OBJECTIVE | In the data below, find every line with the string "after" and pull it out.

MATERIAL PROVIDED |

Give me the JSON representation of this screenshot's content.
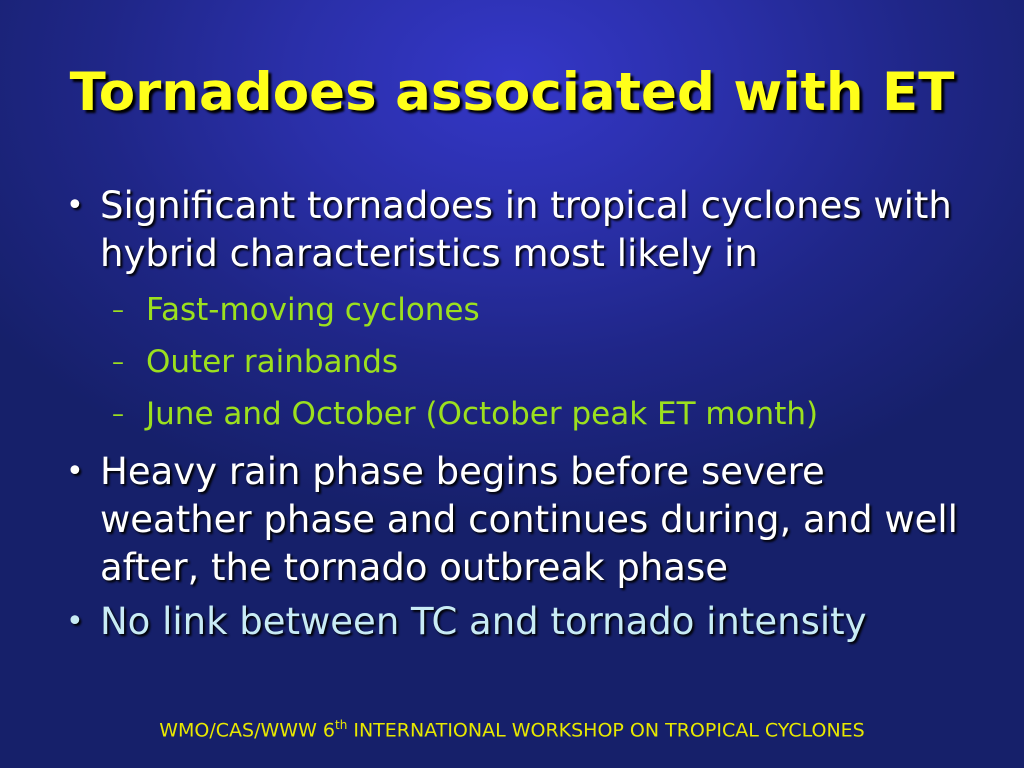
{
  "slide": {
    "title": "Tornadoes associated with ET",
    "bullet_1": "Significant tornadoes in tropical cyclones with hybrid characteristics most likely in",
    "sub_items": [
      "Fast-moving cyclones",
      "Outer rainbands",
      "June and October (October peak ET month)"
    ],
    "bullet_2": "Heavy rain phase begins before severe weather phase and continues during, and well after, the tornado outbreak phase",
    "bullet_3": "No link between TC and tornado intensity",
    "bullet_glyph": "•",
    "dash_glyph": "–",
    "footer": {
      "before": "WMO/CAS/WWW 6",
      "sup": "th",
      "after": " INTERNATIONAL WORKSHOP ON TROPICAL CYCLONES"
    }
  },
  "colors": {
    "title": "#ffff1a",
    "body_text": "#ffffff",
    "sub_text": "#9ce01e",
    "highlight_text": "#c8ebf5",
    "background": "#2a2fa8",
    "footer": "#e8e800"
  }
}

* * *

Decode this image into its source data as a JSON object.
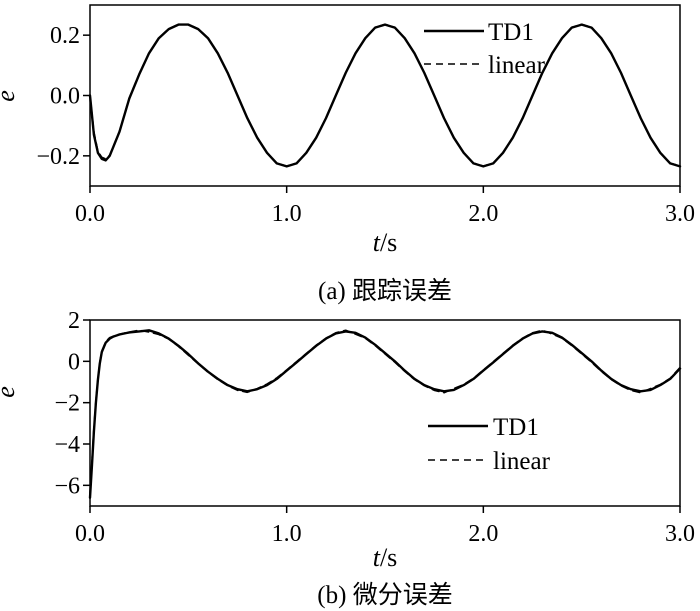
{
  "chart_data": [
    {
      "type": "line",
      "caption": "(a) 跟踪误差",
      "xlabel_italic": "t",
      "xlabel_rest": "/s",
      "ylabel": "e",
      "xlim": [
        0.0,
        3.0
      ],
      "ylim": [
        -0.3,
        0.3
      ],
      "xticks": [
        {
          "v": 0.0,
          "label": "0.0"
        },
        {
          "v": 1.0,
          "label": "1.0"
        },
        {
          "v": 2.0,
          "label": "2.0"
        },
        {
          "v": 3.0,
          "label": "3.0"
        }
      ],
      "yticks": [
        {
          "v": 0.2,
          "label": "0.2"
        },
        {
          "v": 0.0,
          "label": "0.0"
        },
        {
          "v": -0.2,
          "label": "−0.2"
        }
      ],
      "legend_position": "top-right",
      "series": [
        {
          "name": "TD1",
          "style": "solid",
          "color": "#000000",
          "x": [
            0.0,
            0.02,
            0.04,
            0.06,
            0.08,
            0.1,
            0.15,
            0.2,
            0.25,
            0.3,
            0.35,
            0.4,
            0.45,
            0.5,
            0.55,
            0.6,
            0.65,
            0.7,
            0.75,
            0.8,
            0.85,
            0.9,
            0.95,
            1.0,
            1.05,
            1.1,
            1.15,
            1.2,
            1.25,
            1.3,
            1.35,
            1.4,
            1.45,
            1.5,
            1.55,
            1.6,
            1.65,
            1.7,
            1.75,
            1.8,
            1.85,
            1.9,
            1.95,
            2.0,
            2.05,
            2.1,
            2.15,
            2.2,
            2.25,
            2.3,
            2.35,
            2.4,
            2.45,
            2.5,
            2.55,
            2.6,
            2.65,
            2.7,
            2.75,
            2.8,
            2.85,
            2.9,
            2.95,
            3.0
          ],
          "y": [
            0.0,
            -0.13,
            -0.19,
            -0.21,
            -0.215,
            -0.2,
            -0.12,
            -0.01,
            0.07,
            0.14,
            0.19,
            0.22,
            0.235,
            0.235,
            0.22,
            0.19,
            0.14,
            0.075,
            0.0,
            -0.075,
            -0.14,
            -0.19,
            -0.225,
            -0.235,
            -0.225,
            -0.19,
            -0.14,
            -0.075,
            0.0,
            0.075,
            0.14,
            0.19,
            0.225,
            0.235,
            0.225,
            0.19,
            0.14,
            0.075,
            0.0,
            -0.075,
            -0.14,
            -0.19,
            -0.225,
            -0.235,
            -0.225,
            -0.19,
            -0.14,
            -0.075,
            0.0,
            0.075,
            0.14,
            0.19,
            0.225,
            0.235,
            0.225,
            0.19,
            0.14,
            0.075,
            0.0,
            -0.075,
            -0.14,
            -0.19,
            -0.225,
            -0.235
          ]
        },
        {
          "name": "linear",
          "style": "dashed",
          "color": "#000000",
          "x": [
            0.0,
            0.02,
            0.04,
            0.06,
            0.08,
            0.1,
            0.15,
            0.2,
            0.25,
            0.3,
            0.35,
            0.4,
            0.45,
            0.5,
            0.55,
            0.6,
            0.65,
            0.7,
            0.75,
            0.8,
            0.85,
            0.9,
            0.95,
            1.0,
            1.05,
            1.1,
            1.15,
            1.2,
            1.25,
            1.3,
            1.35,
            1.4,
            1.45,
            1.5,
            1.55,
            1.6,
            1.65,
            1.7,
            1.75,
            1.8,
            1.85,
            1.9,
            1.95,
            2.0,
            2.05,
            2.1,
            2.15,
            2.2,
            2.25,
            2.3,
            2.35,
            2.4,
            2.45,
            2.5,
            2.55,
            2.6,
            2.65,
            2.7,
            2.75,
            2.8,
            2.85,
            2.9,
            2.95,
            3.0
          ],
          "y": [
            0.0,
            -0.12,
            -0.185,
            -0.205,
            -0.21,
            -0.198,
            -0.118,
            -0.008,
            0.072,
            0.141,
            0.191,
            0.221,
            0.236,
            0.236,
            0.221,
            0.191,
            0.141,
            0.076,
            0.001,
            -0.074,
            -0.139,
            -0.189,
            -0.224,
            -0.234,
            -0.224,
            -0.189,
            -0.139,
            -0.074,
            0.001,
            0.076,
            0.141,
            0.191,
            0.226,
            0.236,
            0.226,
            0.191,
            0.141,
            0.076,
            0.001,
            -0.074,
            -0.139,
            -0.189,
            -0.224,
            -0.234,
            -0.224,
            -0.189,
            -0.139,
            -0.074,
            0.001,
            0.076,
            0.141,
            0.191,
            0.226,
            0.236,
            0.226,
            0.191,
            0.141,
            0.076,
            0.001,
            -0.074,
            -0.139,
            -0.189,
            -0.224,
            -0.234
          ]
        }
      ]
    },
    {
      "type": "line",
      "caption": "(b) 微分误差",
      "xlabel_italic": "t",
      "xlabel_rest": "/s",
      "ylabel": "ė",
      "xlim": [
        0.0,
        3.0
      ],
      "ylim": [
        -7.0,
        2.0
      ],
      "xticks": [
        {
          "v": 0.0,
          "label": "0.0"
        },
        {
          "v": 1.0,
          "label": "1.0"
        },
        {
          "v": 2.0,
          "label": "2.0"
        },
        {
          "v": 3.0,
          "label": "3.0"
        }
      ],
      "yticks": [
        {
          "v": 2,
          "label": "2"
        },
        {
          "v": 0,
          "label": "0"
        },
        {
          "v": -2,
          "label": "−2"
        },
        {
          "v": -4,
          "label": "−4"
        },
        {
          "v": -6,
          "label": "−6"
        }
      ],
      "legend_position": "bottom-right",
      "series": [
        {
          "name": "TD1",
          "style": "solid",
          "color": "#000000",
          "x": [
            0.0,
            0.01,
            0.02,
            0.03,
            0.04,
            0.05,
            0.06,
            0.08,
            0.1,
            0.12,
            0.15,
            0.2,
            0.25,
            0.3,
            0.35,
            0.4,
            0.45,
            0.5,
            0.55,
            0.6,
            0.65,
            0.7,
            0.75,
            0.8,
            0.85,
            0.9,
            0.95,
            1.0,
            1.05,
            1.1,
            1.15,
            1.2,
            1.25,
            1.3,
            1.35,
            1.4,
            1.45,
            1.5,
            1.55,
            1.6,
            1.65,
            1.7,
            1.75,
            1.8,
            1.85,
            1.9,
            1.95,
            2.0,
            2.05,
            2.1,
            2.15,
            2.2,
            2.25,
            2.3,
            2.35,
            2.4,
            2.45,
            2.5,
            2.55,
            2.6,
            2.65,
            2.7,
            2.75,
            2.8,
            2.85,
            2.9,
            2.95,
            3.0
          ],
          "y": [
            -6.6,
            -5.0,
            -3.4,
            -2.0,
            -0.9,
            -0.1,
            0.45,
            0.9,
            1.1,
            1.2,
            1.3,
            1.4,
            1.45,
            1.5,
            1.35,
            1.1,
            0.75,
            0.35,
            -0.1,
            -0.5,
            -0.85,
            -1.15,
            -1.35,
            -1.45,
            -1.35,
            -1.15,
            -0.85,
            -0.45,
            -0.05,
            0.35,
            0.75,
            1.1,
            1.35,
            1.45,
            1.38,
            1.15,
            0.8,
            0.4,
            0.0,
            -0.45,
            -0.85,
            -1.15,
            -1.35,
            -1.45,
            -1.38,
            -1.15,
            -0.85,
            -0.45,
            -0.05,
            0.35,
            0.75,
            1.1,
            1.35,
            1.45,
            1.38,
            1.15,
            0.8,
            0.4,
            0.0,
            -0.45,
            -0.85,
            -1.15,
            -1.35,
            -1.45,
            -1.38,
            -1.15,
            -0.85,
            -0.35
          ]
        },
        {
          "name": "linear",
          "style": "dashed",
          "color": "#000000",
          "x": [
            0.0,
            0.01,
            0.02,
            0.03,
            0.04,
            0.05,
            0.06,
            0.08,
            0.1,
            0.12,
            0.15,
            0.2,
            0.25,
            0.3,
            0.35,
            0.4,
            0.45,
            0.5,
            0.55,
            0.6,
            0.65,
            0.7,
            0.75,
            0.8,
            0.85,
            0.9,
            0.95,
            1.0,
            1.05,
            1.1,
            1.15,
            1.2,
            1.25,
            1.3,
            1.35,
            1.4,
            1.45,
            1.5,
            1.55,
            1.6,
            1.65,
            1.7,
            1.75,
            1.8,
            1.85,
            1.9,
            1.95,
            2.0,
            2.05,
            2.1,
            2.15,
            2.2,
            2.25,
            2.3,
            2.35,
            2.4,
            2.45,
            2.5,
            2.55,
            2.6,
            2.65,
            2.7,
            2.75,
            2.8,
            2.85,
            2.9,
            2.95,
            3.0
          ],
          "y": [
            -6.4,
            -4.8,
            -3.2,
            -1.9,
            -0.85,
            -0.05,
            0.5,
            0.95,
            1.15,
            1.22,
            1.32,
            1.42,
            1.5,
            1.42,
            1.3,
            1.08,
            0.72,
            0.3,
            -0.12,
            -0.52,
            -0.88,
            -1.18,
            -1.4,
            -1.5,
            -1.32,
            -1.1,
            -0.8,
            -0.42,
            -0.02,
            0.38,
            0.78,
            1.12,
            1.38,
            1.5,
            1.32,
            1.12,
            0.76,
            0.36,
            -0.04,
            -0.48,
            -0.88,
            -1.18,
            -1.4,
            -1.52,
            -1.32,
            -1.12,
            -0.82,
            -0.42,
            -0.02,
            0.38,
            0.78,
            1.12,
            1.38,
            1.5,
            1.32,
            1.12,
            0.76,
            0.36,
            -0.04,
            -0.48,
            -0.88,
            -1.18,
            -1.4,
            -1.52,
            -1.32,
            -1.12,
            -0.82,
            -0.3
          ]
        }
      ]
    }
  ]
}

RESULT OF THIS EXERCISE |
    "bullet_2": "Heavy rain phase begins before severe weather phase and continues during, and well after, the tornado outbreak phase",
      "after": " INTERNATIONAL WORKSHOP ON TROPICAL CYCLONES"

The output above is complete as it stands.